## Aim of the task:
Filter the entries below, keeping every line that has the word "What".

# Provided records start

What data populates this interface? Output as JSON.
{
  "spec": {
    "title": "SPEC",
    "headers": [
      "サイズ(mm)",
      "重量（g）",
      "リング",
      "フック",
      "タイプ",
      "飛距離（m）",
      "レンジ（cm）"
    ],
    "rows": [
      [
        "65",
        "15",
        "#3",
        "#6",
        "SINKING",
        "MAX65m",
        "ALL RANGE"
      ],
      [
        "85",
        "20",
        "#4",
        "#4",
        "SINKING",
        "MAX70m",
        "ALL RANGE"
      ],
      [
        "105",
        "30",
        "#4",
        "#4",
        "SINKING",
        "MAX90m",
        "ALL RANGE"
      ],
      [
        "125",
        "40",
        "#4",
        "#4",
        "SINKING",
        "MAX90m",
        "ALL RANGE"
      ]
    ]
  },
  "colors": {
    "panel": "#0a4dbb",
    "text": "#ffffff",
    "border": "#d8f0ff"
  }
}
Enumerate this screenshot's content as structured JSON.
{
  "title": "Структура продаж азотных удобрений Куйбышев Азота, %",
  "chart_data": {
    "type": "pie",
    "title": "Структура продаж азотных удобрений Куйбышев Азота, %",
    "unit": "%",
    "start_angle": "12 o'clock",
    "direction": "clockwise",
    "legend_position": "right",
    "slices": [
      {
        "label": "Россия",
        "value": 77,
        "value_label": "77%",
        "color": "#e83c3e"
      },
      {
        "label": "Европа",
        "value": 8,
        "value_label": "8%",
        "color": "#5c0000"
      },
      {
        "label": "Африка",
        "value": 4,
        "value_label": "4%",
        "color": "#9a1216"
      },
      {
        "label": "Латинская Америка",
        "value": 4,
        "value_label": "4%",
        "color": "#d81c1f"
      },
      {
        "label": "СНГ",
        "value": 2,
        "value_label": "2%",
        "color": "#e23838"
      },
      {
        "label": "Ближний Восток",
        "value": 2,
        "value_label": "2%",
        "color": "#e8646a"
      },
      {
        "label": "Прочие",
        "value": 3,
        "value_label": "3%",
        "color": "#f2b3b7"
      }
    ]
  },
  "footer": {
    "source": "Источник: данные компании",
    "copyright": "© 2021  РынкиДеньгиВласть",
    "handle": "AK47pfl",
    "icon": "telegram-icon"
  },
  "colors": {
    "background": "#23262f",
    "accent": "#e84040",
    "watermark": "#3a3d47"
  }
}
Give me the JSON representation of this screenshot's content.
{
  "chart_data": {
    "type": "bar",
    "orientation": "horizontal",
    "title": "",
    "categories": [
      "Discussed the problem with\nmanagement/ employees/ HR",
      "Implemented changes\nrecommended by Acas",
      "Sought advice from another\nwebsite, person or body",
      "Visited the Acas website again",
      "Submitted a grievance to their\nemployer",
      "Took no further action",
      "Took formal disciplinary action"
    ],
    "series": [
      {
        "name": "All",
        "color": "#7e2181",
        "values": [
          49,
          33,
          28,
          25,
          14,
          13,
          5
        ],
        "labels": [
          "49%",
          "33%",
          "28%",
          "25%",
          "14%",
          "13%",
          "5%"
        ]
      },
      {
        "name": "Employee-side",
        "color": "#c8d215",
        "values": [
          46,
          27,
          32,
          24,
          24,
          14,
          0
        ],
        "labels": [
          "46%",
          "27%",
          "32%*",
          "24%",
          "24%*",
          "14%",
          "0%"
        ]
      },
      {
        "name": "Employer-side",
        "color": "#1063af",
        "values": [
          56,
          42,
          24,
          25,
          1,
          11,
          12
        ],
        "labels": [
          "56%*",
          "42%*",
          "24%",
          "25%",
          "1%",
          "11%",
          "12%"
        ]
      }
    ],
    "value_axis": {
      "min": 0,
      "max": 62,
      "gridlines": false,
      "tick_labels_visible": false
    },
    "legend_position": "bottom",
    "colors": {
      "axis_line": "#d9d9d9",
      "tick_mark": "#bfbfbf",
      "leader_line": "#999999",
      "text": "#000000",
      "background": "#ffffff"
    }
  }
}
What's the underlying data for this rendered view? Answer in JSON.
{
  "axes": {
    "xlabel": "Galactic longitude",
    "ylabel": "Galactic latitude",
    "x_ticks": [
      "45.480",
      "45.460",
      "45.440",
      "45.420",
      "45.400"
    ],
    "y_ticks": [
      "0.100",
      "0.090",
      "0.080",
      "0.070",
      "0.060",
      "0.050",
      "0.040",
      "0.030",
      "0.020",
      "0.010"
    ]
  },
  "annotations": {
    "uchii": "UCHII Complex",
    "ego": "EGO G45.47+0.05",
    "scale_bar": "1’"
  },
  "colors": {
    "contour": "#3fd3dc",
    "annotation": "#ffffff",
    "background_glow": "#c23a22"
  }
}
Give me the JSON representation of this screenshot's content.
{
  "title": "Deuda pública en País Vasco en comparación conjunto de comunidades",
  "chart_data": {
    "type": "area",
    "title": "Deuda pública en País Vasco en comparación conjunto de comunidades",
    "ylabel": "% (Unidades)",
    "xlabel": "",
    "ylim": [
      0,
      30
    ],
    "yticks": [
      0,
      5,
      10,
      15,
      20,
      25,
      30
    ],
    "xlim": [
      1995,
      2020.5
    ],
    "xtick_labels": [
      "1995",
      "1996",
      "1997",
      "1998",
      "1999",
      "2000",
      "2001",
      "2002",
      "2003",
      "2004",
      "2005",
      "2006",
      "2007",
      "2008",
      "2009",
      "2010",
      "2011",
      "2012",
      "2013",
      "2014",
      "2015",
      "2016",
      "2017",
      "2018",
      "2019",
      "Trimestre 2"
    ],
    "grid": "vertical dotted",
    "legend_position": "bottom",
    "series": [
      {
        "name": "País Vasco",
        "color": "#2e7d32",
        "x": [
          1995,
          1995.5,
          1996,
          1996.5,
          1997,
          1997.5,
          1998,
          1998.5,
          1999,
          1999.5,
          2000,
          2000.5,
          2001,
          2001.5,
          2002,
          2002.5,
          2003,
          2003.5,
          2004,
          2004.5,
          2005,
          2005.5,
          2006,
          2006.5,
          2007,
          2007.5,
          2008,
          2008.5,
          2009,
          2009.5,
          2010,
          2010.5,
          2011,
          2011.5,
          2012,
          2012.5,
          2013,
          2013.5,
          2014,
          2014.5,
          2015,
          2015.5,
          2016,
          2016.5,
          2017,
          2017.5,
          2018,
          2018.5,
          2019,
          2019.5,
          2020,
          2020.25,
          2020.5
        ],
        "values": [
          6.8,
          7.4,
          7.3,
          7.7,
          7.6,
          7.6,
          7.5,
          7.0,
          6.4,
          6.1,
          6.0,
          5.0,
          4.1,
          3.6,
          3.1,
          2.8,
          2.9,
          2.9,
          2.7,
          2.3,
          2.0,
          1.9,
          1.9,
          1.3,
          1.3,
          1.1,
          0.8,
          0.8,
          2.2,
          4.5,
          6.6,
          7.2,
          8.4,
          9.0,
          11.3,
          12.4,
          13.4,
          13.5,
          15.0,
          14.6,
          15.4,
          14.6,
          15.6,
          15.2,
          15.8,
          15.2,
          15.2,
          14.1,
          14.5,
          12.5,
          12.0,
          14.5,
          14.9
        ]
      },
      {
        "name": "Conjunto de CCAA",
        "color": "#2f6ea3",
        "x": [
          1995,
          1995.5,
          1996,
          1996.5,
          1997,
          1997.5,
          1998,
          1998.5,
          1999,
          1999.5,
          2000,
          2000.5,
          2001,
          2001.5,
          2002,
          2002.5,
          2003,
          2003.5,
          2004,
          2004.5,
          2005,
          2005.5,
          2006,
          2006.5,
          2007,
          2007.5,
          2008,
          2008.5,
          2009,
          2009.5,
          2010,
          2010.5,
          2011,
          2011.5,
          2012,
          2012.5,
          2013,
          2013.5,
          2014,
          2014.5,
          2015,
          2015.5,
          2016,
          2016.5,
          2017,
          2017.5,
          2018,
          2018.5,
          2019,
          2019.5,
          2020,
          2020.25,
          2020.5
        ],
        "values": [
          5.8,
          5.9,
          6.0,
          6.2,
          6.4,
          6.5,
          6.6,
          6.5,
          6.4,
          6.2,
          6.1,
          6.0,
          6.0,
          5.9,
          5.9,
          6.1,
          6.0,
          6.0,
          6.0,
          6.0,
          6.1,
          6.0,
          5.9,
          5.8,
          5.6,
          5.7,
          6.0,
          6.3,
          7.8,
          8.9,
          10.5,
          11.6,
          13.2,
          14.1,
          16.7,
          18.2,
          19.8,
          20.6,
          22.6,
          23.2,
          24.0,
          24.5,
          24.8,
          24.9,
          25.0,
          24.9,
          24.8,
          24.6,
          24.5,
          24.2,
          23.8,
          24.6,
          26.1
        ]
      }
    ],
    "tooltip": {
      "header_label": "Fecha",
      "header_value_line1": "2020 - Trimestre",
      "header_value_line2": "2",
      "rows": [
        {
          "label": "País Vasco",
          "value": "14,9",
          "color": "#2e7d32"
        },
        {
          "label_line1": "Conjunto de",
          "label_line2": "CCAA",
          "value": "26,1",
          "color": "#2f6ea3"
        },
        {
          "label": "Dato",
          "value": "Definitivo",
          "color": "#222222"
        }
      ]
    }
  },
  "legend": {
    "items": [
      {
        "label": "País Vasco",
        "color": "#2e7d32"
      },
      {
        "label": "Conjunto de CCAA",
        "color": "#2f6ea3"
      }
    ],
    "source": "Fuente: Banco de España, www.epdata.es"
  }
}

# Provided records end

## Reply:
What data populates this interface? Output as JSON.
What's the underlying data for this rendered view? Answer in JSON.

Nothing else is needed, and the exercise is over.